● **Aim**
Within the records below, find each line that holds the string "name", then copy it.

Start of Given information

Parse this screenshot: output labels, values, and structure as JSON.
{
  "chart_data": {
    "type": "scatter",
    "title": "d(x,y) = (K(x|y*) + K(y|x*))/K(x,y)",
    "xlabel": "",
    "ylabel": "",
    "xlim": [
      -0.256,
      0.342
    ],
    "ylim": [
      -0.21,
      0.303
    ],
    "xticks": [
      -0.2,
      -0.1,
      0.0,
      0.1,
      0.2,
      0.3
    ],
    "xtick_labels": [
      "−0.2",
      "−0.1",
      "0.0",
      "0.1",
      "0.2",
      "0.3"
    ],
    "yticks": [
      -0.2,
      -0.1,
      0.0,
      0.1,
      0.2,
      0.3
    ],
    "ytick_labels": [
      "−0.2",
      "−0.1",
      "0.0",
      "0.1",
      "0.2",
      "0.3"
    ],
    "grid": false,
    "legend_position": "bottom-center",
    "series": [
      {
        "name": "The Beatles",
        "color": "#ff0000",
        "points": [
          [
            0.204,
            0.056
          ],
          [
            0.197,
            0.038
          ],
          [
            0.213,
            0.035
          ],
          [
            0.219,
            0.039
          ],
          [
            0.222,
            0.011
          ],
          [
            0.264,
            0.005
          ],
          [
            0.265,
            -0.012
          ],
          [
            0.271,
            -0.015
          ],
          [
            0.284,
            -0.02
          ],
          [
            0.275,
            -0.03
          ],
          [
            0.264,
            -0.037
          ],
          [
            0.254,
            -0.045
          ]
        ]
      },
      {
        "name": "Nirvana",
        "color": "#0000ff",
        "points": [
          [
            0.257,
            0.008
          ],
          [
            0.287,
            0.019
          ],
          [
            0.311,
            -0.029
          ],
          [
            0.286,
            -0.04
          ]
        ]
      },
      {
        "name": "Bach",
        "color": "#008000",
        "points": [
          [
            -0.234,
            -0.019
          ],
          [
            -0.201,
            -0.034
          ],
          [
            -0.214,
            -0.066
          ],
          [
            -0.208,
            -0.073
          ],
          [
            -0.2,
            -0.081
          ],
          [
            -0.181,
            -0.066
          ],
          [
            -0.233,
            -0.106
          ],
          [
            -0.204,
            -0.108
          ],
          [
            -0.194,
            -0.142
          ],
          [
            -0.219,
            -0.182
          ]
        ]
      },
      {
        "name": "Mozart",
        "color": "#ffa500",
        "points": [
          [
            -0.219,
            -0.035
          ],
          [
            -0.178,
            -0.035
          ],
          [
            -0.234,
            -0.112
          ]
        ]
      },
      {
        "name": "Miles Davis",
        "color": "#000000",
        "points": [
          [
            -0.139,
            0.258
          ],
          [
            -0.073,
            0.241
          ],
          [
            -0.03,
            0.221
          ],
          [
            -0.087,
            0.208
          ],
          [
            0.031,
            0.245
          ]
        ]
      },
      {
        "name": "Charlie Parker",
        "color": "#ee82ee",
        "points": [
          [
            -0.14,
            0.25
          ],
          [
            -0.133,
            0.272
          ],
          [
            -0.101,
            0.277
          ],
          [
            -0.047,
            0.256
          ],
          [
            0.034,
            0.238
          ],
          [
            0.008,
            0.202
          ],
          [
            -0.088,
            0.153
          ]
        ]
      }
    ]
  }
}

End of Given information

● **Task response**
        "name": "The Beatles",
        "name": "Nirvana",
        "name": "Bach",
        "name": "Mozart",
        "name": "Miles Davis",
        "name": "Charlie Parker",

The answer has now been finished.